- Task objective: Set down each record exactly as written.

[Collection entries]
%%

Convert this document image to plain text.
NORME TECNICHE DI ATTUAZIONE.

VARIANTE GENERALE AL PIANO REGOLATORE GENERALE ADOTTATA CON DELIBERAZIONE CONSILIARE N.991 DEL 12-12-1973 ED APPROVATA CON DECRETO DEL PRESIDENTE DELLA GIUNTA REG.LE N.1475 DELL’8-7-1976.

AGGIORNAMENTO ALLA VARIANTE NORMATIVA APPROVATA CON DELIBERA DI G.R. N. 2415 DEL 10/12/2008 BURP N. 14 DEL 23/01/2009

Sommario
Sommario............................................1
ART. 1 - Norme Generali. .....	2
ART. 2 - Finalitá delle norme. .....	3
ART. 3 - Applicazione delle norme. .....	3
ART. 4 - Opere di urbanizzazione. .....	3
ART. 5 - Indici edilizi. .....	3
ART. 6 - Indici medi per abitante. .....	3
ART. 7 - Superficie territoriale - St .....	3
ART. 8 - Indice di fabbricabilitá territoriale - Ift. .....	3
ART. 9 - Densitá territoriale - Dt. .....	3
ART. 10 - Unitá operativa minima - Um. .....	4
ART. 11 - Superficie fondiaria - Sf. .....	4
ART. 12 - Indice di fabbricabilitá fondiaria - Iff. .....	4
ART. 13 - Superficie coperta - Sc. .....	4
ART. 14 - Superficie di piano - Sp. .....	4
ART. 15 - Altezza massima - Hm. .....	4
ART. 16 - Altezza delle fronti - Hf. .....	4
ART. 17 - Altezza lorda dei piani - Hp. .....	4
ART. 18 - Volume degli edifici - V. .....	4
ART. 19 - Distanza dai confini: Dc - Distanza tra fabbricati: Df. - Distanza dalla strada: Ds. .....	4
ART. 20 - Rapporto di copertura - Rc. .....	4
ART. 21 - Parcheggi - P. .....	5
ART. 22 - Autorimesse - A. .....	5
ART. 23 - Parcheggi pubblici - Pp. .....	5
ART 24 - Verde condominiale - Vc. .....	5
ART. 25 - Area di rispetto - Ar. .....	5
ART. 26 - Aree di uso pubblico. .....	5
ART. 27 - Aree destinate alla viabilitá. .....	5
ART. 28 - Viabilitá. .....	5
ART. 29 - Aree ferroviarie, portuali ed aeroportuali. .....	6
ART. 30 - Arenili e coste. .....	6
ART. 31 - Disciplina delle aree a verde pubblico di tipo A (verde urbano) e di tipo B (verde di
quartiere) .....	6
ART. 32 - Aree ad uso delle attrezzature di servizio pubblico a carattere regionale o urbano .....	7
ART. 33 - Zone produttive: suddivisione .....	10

%%

- Answer in full:
Convert this document image to plain text.
NORME TECNICHE DI ATTUAZIONE.

VARIANTE GENERALE AL PIANO REGOLATORE GENERALE ADOTTATA CON DELIBERAZIONE CONSILIARE N.991 DEL 12-12-1973 ED APPROVATA CON DECRETO DEL PRESIDENTE DELLA GIUNTA REG.LE N.1475 DELL’8-7-1976.

AGGIORNAMENTO ALLA VARIANTE NORMATIVA APPROVATA CON DELIBERA DI G.R. N. 2415 DEL 10/12/2008 BURP N. 14 DEL 23/01/2009

Sommario
Sommario............................................1
ART. 1 - Norme Generali. .....	2
ART. 2 - Finalitá delle norme. .....	3
ART. 3 - Applicazione delle norme. .....	3
ART. 4 - Opere di urbanizzazione. .....	3
ART. 5 - Indici edilizi. .....	3
ART. 6 - Indici medi per abitante. .....	3
ART. 7 - Superficie territoriale - St .....	3
ART. 8 - Indice di fabbricabilitá territoriale - Ift. .....	3
ART. 9 - Densitá territoriale - Dt. .....	3
ART. 10 - Unitá operativa minima - Um. .....	4
ART. 11 - Superficie fondiaria - Sf. .....	4
ART. 12 - Indice di fabbricabilitá fondiaria - Iff. .....	4
ART. 13 - Superficie coperta - Sc. .....	4
ART. 14 - Superficie di piano - Sp. .....	4
ART. 15 - Altezza massima - Hm. .....	4
ART. 16 - Altezza delle fronti - Hf. .....	4
ART. 17 - Altezza lorda dei piani - Hp. .....	4
ART. 18 - Volume degli edifici - V. .....	4
ART. 19 - Distanza dai confini: Dc - Distanza tra fabbricati: Df. - Distanza dalla strada: Ds. .....	4
ART. 20 - Rapporto di copertura - Rc. .....	4
ART. 21 - Parcheggi - P. .....	5
ART. 22 - Autorimesse - A. .....	5
ART. 23 - Parcheggi pubblici - Pp. .....	5
ART 24 - Verde condominiale - Vc. .....	5
ART. 25 - Area di rispetto - Ar. .....	5
ART. 26 - Aree di uso pubblico. .....	5
ART. 27 - Aree destinate alla viabilitá. .....	5
ART. 28 - Viabilitá. .....	5
ART. 29 - Aree ferroviarie, portuali ed aeroportuali. .....	6
ART. 30 - Arenili e coste. .....	6
ART. 31 - Disciplina delle aree a verde pubblico di tipo A (verde urbano) e di tipo B (verde di
quartiere) .....	6
ART. 32 - Aree ad uso delle attrezzature di servizio pubblico a carattere regionale o urbano .....	7
ART. 33 - Zone produttive: suddivisione .....	10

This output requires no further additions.